What is expected: Print the records below exactly as they appear.

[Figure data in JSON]

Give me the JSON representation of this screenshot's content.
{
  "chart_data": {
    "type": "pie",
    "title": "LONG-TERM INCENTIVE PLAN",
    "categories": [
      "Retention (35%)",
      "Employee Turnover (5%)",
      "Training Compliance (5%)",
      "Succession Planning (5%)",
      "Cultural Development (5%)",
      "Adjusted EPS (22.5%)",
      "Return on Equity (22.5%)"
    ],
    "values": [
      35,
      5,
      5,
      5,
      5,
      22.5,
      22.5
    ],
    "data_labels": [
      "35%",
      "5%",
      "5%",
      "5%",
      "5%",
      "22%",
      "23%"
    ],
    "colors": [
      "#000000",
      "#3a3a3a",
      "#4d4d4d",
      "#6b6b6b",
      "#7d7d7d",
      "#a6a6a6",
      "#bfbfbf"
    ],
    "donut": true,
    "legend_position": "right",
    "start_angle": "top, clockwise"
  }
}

Output:
Give me the JSON representation of this screenshot's content.
{
  "chart_data": {
    "type": "pie",
    "title": "LONG-TERM INCENTIVE PLAN",
    "categories": [
      "Retention (35%)",
      "Employee Turnover (5%)",
      "Training Compliance (5%)",
      "Succession Planning (5%)",
      "Cultural Development (5%)",
      "Adjusted EPS (22.5%)",
      "Return on Equity (22.5%)"
    ],
    "values": [
      35,
      5,
      5,
      5,
      5,
      22.5,
      22.5
    ],
    "data_labels": [
      "35%",
      "5%",
      "5%",
      "5%",
      "5%",
      "22%",
      "23%"
    ],
    "colors": [
      "#000000",
      "#3a3a3a",
      "#4d4d4d",
      "#6b6b6b",
      "#7d7d7d",
      "#a6a6a6",
      "#bfbfbf"
    ],
    "donut": true,
    "legend_position": "right",
    "start_angle": "top, clockwise"
  }
}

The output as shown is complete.